# START OF Data records
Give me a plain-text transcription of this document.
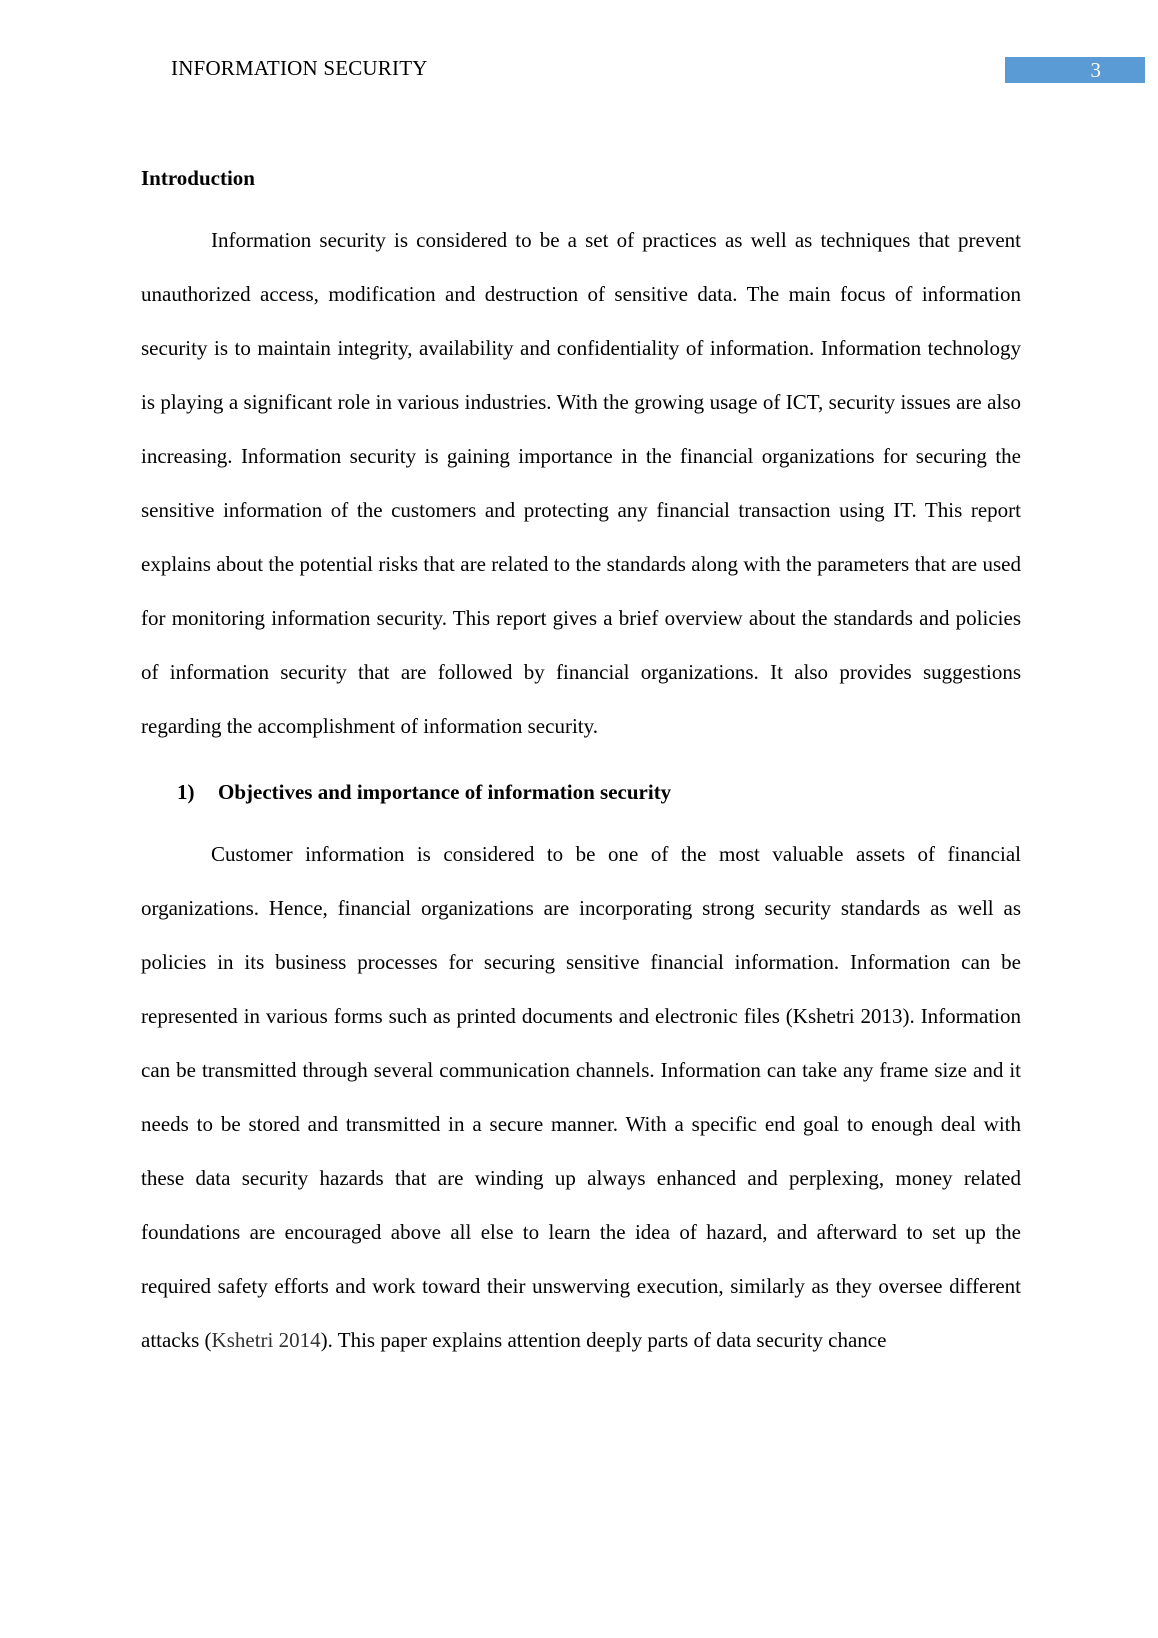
INFORMATION SECURITY	3
Introduction

Information security is considered to be a set of practices as well as techniques that prevent unauthorized access, modification and destruction of sensitive data. The main focus of information security is to maintain integrity, availability and confidentiality of information. Information technology is playing a significant role in various industries. With the growing usage of ICT, security issues are also increasing. Information security is gaining importance in the financial organizations for securing the sensitive information of the customers and protecting any financial transaction using IT. This report explains about the potential risks that are related to the standards along with the parameters that are used for monitoring information security. This report gives a brief overview about the standards and policies of information security that are followed by financial organizations. It also provides suggestions regarding the accomplishment of information security.

1) Objectives and importance of information security

Customer information is considered to be one of the most valuable assets of financial organizations. Hence, financial organizations are incorporating strong security standards as well as policies in its business processes for securing sensitive financial information. Information can be represented in various forms such as printed documents and electronic files (Kshetri 2013). Information can be transmitted through several communication channels. Information can take any frame size and it needs to be stored and transmitted in a secure manner. With a specific end goal to enough deal with these data security hazards that are winding up always enhanced and perplexing, money related foundations are encouraged above all else to learn the idea of hazard, and afterward to set up the required safety efforts and work toward their unswerving execution, similarly as they oversee different attacks (Kshetri 2014). This paper explains attention deeply parts of data security chance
# END OF Data records
> Given exercise
Every line above should be returned exactly; the pictures stay out.

> Result below
Give me a plain-text transcription of this document.
INFORMATION SECURITY	3
Introduction

Information security is considered to be a set of practices as well as techniques that prevent unauthorized access, modification and destruction of sensitive data. The main focus of information security is to maintain integrity, availability and confidentiality of information. Information technology is playing a significant role in various industries. With the growing usage of ICT, security issues are also increasing. Information security is gaining importance in the financial organizations for securing the sensitive information of the customers and protecting any financial transaction using IT. This report explains about the potential risks that are related to the standards along with the parameters that are used for monitoring information security. This report gives a brief overview about the standards and policies of information security that are followed by financial organizations. It also provides suggestions regarding the accomplishment of information security.

1) Objectives and importance of information security

Customer information is considered to be one of the most valuable assets of financial organizations. Hence, financial organizations are incorporating strong security standards as well as policies in its business processes for securing sensitive financial information. Information can be represented in various forms such as printed documents and electronic files (Kshetri 2013). Information can be transmitted through several communication channels. Information can take any frame size and it needs to be stored and transmitted in a secure manner. With a specific end goal to enough deal with these data security hazards that are winding up always enhanced and perplexing, money related foundations are encouraged above all else to learn the idea of hazard, and afterward to set up the required safety efforts and work toward their unswerving execution, similarly as they oversee different attacks (Kshetri 2014). This paper explains attention deeply parts of data security chance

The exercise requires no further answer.